Short task → Review the lines that follow and copy each one that contains the word "Group".

Given records →
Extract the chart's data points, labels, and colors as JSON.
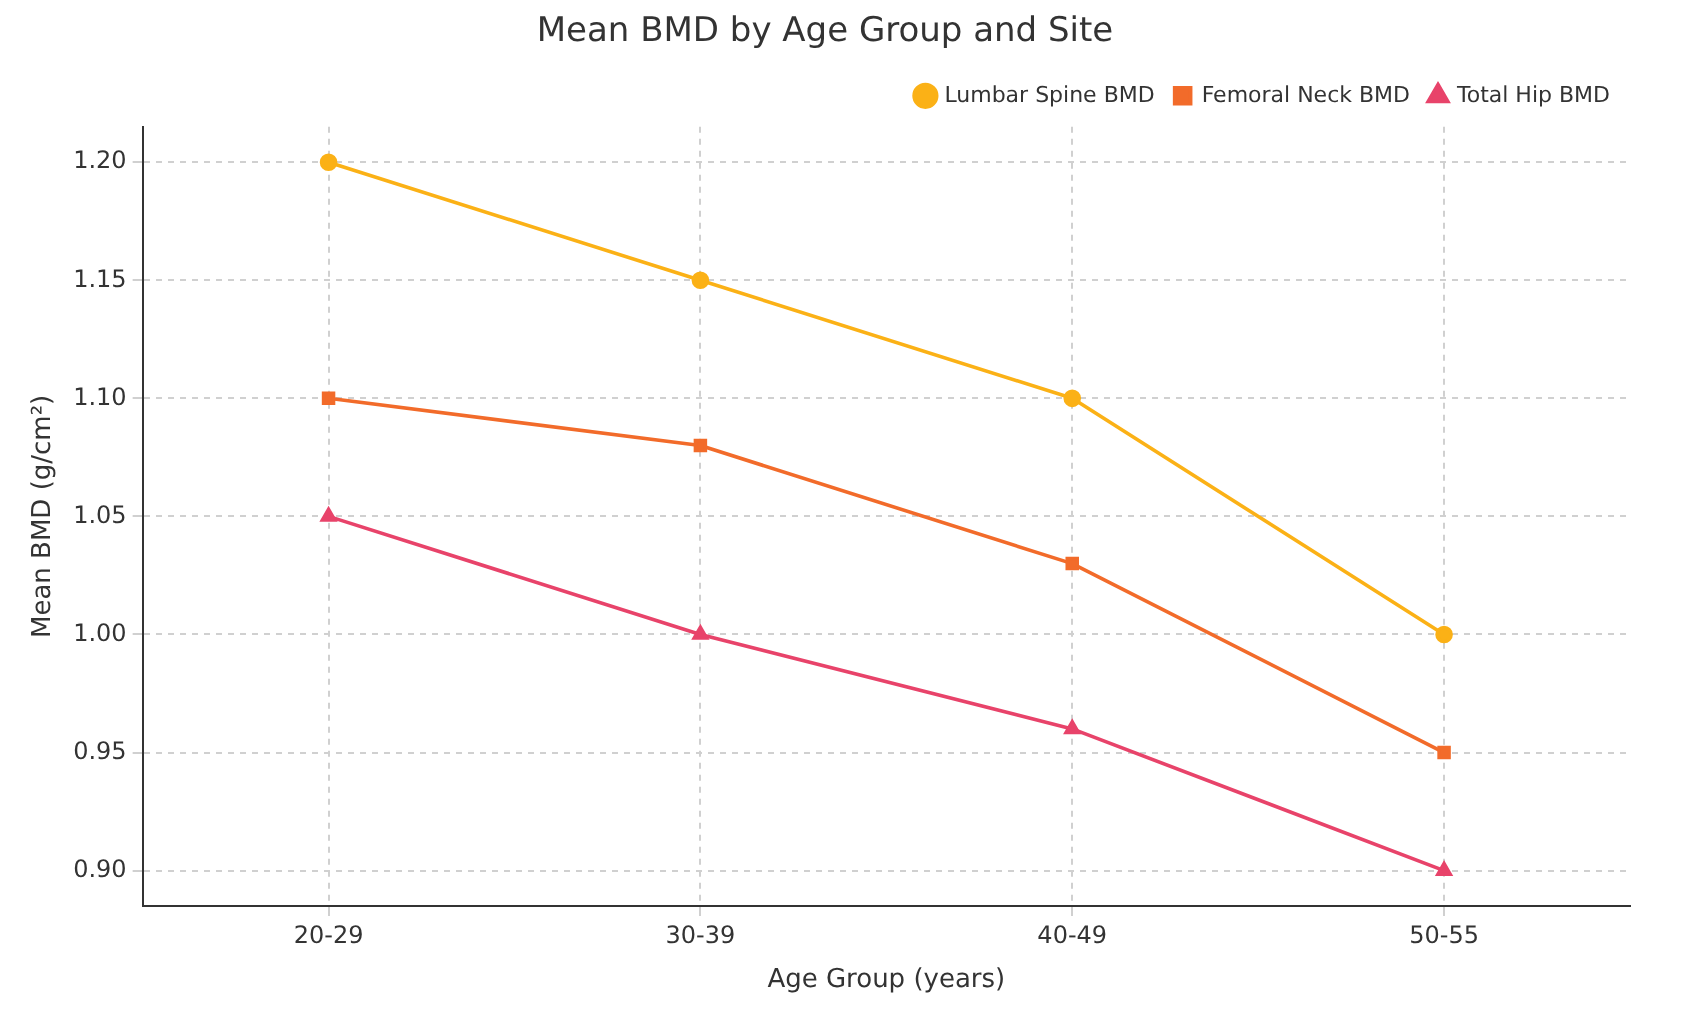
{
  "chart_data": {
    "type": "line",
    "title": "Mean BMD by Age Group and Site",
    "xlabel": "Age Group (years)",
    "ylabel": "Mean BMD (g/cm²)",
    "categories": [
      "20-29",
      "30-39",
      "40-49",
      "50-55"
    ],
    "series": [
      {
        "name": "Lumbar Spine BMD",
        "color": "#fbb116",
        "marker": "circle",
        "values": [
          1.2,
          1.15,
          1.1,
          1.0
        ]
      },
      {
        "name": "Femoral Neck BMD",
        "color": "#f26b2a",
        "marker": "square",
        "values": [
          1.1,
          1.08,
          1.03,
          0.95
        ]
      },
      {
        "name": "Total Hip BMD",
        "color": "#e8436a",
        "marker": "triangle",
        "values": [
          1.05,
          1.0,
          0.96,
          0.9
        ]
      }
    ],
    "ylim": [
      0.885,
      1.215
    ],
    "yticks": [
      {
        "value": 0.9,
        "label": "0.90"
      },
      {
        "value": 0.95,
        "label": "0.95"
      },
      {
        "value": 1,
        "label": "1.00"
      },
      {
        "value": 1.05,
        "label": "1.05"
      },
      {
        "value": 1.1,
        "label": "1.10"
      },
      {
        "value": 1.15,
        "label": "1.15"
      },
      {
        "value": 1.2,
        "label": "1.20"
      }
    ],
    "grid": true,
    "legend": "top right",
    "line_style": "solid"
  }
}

Output →
    "title": "Mean BMD by Age Group and Site",
    "xlabel": "Age Group (years)",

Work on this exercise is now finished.